**What needs to be done**
Search the data for the string "правосудия" and extract every line where it appears.

___

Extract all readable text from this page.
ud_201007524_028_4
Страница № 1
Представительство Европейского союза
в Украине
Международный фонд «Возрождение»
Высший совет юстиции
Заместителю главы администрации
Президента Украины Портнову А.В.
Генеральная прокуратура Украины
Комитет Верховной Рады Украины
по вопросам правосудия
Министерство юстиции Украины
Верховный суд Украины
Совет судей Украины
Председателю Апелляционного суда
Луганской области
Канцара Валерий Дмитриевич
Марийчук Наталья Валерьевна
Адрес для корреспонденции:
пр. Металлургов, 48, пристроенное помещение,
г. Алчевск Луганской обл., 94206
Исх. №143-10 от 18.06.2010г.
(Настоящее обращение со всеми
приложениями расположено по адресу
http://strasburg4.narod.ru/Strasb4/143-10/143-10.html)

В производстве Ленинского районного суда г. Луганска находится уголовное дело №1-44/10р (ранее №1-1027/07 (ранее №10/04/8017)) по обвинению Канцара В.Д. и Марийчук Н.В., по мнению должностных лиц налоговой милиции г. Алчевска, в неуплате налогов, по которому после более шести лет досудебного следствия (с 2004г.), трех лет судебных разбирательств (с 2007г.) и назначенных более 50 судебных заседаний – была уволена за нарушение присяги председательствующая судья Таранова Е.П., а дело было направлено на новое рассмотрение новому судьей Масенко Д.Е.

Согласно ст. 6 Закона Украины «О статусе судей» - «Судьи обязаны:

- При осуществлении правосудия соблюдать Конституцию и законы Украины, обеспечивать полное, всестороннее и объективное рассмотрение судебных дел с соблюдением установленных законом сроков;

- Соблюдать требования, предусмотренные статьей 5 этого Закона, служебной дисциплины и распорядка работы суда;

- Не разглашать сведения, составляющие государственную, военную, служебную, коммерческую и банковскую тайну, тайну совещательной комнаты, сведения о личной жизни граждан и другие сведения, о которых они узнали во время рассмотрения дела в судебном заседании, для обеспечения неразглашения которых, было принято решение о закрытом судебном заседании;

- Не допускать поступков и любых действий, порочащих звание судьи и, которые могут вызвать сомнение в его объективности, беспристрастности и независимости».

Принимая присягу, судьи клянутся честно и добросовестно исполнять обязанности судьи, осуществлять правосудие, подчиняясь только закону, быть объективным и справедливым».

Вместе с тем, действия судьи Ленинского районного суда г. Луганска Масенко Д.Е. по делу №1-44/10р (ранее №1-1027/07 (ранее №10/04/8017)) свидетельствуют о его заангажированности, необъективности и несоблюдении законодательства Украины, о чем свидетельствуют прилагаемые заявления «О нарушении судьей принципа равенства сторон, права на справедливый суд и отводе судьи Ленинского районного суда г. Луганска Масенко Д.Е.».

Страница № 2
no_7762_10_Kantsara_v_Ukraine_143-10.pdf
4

___

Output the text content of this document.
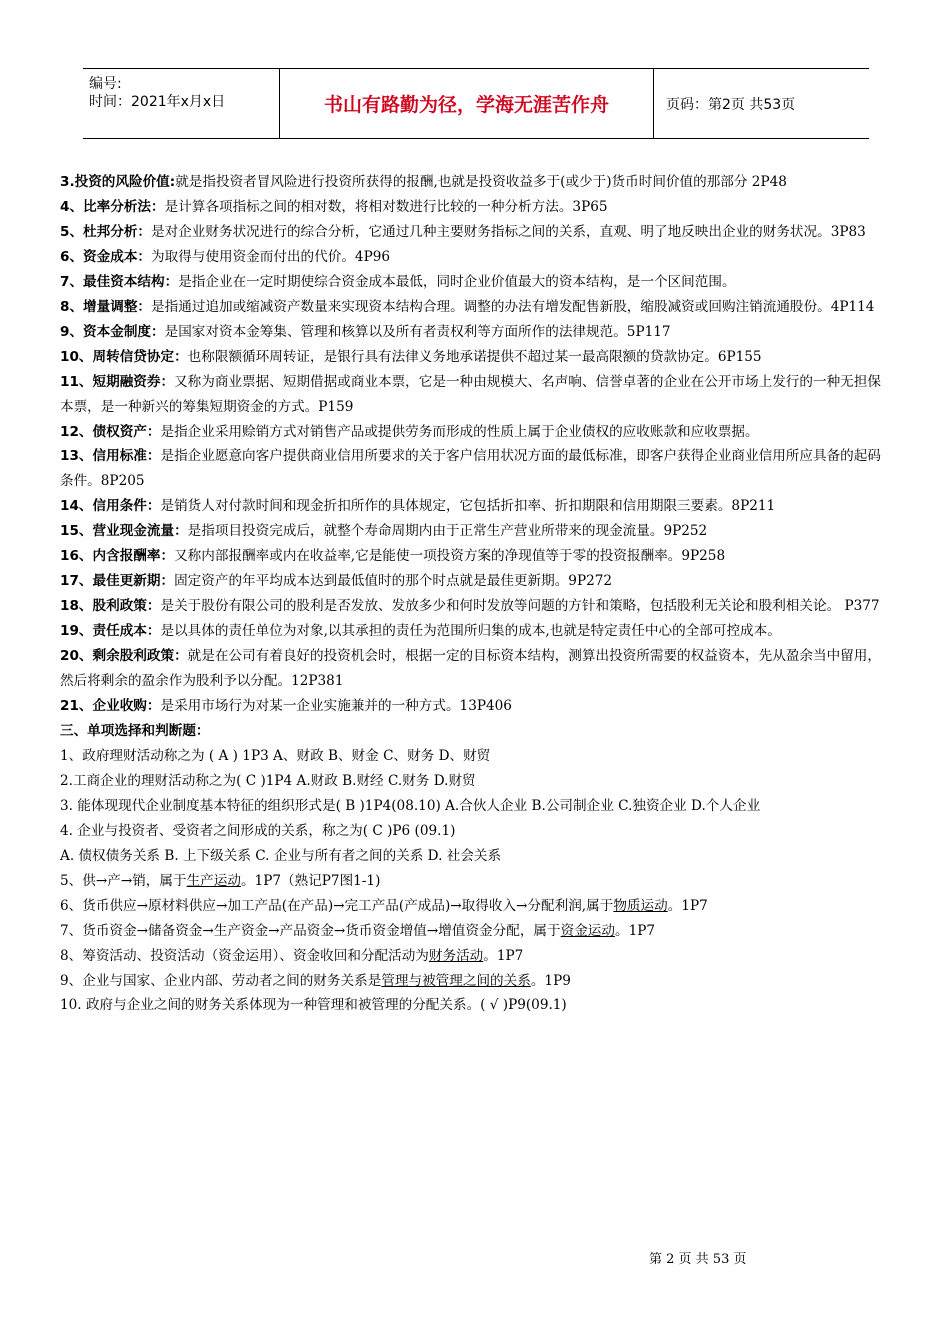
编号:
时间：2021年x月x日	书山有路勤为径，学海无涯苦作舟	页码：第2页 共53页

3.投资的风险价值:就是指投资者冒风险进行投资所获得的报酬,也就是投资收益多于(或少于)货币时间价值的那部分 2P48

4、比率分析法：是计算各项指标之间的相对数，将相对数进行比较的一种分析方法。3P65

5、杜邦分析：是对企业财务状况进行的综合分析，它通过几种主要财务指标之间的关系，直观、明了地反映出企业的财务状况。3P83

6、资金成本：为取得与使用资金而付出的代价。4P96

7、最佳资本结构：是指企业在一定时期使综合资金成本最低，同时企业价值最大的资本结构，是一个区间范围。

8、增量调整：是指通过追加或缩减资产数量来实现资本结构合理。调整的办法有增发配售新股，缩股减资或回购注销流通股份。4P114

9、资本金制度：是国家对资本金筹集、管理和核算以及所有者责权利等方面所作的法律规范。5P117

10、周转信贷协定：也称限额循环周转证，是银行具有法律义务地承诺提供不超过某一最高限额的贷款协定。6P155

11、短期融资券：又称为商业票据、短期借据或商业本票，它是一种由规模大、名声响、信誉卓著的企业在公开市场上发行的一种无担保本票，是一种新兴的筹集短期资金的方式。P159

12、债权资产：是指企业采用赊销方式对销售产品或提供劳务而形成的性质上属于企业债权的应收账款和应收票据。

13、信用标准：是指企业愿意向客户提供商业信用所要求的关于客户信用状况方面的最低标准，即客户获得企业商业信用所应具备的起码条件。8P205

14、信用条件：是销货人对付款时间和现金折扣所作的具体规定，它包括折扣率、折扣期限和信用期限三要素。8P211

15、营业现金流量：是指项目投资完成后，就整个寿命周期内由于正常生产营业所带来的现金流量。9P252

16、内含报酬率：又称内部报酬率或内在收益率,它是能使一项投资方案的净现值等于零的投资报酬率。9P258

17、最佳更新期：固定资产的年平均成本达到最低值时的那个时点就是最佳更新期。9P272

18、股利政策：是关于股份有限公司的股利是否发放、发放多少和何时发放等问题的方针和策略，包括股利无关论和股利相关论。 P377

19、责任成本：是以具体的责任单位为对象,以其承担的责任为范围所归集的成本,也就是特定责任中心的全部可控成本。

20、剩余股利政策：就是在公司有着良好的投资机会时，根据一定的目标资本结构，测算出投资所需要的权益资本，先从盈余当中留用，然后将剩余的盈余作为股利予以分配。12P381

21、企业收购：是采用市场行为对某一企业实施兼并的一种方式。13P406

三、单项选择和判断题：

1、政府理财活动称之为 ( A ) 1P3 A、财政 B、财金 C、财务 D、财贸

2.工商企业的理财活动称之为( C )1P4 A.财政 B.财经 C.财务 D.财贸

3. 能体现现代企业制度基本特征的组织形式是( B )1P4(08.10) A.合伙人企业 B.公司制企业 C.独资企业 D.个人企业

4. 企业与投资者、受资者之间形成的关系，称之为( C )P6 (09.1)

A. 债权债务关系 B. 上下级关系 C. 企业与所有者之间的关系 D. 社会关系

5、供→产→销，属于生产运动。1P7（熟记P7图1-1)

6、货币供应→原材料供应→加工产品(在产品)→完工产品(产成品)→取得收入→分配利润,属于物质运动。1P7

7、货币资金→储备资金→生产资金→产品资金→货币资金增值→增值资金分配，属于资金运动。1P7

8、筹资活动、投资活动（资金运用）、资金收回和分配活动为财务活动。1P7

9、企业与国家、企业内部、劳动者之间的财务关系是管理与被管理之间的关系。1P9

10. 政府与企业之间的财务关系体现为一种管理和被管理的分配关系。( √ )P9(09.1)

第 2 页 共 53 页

___

**Answer to the task**
по вопросам правосудия
- При осуществлении правосудия соблюдать Конституцию и законы Украины, обеспечивать полное, всестороннее и объективное рассмотрение судебных дел с соблюдением установленных законом сроков;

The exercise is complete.